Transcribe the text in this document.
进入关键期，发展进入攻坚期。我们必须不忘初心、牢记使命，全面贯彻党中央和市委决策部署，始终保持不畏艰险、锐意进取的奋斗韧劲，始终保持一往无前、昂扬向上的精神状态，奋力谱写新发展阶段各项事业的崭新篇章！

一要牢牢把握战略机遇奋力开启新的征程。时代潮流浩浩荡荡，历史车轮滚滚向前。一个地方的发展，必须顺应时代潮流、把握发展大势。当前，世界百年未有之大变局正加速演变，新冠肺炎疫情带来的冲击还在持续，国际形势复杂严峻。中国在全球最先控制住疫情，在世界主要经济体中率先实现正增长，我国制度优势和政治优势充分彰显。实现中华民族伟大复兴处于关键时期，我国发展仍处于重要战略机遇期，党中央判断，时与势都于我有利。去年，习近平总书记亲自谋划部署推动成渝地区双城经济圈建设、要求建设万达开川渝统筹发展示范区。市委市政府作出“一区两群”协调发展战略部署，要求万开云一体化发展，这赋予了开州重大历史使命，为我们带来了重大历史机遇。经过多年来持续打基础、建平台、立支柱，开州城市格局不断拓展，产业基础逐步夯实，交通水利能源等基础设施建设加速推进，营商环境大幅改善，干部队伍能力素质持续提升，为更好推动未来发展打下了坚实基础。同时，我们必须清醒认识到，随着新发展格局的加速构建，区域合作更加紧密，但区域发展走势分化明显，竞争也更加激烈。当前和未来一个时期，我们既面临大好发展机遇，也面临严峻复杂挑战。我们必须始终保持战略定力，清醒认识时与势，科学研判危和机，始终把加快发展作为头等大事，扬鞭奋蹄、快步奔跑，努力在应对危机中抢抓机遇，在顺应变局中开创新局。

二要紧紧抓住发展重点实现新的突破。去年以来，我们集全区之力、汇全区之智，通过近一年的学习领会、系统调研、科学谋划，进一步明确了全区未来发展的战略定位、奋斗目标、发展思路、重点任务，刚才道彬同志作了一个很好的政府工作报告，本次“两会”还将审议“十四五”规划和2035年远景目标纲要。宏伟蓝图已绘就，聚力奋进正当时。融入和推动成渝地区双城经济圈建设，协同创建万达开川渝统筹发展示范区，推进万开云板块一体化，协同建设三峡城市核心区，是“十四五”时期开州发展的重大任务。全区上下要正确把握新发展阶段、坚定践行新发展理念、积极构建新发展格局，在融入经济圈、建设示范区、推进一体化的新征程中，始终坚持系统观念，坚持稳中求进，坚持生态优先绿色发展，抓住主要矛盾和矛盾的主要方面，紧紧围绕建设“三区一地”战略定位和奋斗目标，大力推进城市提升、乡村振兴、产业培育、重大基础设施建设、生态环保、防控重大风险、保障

:::

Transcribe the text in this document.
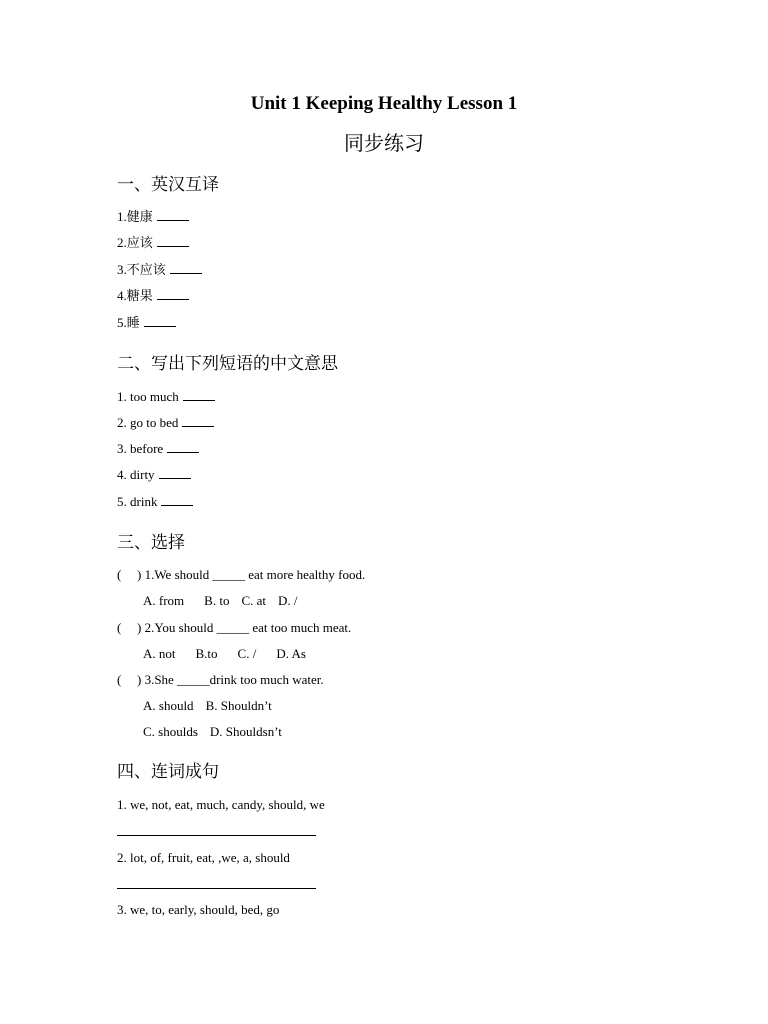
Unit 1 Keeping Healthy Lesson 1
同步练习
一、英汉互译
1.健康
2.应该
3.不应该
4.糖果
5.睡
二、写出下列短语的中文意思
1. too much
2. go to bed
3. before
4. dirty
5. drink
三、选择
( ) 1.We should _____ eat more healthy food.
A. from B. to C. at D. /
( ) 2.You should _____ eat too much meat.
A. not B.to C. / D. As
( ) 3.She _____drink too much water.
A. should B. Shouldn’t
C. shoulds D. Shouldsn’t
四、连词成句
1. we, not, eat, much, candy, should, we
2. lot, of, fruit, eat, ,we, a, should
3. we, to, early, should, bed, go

:::

◆ WRITTEN REQUEST ◆
Find and copy every line in the entries above where the string "much" occurs.

◆ ANSWER BELOW ◆
1. too much
( ) 2.You should _____ eat too much meat.
( ) 3.She _____drink too much water.
1. we, not, eat, much, candy, should, we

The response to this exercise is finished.